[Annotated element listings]
⁂
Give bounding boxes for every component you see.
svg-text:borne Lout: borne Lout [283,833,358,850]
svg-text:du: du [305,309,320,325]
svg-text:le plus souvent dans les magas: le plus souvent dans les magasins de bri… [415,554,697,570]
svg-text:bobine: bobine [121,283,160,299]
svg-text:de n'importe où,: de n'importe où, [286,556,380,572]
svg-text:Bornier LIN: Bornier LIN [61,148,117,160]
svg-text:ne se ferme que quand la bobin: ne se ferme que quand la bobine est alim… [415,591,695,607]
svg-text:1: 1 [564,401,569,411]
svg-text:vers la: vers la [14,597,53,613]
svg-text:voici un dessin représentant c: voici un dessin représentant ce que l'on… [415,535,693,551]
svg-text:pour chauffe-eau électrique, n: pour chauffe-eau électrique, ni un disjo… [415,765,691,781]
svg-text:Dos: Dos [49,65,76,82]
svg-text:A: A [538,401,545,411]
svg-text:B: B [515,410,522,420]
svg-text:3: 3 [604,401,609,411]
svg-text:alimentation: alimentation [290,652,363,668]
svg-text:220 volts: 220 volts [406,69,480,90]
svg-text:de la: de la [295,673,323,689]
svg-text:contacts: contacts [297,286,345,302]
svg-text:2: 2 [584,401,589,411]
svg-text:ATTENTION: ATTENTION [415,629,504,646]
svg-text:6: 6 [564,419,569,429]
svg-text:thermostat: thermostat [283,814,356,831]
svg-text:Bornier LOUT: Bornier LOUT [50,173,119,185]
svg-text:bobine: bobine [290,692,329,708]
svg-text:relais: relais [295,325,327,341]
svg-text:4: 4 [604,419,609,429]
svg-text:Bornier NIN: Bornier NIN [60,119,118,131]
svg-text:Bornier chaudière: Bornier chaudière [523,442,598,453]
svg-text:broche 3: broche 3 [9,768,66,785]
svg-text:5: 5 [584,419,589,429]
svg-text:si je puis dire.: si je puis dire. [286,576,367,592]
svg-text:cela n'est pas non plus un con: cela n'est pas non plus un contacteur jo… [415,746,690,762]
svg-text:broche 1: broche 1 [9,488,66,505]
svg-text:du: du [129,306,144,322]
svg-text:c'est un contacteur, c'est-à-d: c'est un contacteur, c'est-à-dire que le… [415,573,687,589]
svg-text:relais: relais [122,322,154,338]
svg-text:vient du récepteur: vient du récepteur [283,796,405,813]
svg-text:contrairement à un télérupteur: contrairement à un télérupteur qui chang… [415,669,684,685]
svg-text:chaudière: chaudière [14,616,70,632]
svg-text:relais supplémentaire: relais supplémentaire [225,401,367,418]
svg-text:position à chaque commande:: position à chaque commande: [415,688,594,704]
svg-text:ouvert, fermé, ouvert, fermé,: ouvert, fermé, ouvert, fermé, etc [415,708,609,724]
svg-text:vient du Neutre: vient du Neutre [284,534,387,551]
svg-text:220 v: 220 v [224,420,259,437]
⁂
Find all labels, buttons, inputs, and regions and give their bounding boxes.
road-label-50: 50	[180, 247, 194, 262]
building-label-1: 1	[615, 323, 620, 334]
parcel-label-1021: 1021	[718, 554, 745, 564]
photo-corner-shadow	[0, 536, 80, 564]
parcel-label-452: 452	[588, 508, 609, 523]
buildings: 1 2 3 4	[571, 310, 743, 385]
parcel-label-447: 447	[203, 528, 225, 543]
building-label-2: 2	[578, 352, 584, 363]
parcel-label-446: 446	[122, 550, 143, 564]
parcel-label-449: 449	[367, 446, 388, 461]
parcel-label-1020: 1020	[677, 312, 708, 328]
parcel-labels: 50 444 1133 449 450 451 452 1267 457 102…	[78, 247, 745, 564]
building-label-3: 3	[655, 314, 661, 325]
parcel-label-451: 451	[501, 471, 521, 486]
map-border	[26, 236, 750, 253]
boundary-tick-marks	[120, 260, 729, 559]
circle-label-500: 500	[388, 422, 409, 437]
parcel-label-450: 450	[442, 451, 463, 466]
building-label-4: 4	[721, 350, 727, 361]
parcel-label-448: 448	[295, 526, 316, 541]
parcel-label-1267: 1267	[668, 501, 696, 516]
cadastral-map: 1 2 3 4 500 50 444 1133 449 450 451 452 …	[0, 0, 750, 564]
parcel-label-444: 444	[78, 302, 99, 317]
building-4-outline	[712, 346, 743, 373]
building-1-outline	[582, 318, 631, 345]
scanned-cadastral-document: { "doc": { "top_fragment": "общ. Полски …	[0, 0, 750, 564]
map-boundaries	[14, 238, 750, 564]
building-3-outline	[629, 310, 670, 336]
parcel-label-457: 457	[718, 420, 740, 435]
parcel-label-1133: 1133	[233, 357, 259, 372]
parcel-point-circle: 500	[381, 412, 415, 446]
⁂
Can you copy, character for character, every line of the records from the one containing "Give bounding boxes" down to the one containing "svg-text:voici un dessin"?

Give bounding boxes for every component you see.
svg-text:borne Lout: borne Lout [283,833,358,850]
svg-text:du: du [305,309,320,325]
svg-text:le plus souvent dans les magas: le plus souvent dans les magasins de bri… [415,554,697,570]
svg-text:bobine: bobine [121,283,160,299]
svg-text:de n'importe où,: de n'importe où, [286,556,380,572]
svg-text:Bornier LIN: Bornier LIN [61,148,117,160]
svg-text:ne se ferme que quand la bobin: ne se ferme que quand la bobine est alim… [415,591,695,607]
svg-text:1: 1 [564,401,569,411]
svg-text:vers la: vers la [14,597,53,613]
svg-text:voici un dessin représentant c: voici un dessin représentant ce que l'on… [415,535,693,551]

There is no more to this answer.